* begin Source data *

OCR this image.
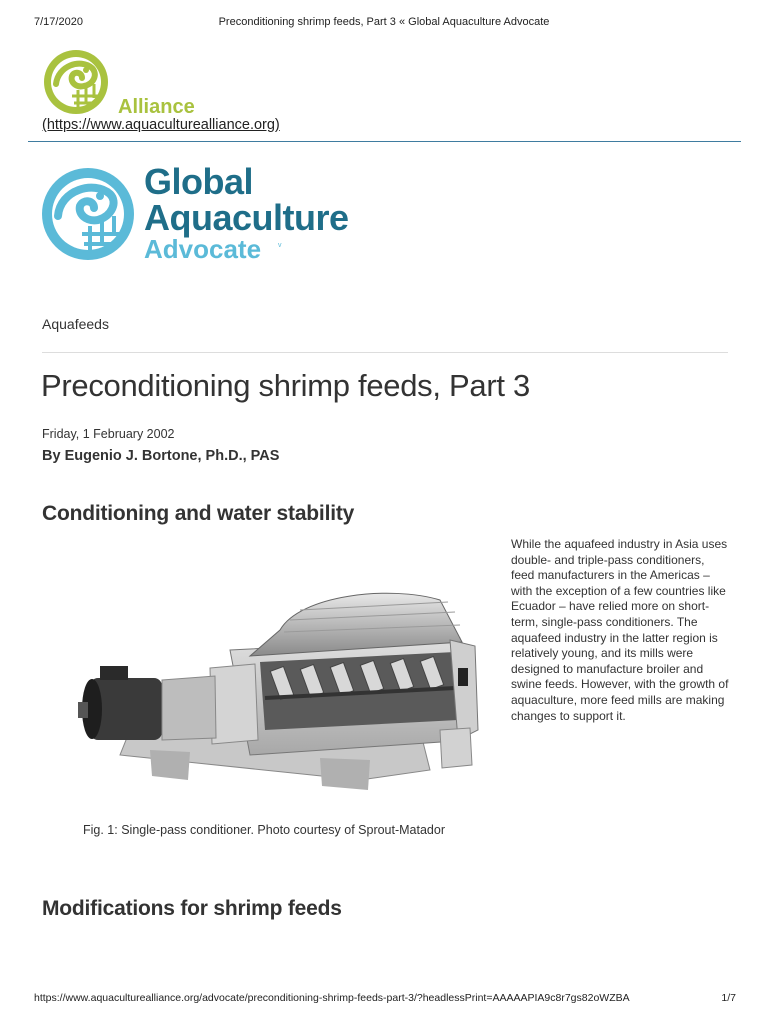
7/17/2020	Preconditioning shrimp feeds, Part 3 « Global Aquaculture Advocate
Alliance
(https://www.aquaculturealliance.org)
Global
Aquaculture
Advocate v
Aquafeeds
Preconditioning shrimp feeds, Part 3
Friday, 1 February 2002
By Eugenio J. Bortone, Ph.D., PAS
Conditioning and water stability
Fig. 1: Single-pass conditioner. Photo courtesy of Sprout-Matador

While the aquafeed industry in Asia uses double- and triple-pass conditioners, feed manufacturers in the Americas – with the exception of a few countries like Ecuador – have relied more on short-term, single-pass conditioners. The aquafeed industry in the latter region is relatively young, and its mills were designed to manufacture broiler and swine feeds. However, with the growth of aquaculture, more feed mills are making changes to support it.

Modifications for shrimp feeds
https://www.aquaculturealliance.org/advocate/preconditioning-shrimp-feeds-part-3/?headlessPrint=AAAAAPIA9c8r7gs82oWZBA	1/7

* end Source data *
* begin Source data *

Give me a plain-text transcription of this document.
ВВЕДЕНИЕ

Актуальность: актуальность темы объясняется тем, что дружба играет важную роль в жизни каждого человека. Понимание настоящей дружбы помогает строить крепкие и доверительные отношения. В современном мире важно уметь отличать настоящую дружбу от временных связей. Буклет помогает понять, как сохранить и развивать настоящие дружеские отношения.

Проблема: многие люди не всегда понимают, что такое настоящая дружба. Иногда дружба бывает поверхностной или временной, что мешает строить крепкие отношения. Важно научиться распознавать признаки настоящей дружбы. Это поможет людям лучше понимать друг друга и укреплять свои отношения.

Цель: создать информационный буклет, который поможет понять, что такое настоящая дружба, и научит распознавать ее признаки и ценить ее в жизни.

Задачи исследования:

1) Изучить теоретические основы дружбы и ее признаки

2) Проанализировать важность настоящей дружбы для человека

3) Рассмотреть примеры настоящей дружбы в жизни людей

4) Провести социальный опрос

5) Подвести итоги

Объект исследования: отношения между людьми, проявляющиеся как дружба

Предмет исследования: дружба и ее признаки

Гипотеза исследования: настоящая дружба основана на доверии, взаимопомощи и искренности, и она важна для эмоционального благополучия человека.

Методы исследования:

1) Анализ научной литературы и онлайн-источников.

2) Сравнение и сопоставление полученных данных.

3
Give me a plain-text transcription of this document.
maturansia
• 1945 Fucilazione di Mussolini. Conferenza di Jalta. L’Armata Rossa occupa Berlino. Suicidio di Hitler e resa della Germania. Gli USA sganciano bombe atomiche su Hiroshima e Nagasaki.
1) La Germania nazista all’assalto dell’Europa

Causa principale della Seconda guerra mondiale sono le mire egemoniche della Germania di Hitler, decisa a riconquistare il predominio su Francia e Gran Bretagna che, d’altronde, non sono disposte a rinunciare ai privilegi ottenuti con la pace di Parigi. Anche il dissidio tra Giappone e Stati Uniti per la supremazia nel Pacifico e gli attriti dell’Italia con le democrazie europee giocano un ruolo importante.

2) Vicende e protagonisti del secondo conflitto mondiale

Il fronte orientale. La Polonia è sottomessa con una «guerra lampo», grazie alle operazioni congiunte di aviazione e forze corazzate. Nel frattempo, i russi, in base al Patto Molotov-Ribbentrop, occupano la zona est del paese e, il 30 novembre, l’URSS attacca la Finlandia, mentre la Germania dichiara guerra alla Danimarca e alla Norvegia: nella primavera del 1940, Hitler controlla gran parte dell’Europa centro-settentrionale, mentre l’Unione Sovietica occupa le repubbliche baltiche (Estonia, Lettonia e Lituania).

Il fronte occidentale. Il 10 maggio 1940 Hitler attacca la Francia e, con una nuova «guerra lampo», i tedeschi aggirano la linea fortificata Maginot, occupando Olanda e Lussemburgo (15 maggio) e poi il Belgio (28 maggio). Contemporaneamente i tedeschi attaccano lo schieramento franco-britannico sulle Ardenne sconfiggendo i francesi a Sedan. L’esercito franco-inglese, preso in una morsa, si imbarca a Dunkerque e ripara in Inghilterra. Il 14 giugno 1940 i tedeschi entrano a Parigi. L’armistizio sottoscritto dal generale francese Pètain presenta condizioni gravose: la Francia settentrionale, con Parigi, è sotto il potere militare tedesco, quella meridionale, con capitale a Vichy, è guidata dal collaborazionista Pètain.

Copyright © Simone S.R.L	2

* end Source data *
* begin Source data *

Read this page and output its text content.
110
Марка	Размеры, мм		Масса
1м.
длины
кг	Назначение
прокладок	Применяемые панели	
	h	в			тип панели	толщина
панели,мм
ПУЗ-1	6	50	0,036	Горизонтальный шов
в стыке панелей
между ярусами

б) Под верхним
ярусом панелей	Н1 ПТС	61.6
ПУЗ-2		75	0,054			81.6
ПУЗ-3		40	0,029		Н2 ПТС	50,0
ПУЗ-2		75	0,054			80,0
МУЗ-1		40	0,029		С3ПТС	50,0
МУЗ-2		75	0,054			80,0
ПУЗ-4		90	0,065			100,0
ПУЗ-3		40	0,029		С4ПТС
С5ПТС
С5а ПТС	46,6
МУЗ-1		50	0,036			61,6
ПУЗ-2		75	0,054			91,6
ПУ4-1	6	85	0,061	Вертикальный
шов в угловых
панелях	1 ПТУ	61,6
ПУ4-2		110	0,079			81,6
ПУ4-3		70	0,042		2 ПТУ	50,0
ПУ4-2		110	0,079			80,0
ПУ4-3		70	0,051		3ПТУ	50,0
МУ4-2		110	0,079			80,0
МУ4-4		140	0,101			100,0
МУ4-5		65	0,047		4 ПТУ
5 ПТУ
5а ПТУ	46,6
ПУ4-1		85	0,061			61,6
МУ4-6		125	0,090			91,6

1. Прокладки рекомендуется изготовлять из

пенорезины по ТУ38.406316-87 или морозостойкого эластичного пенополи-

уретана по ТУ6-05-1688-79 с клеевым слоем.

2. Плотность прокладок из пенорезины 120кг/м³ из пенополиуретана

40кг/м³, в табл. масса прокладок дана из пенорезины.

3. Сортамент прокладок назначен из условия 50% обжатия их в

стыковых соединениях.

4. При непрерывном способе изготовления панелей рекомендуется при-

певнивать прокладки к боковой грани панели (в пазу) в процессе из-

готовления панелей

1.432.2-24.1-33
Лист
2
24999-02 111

* end Source data *

Brief:
Gather each line in the data that holds the string "между".

Output below:
Объект исследования: отношения между людьми, проявляющиеся как дружба
между ярусами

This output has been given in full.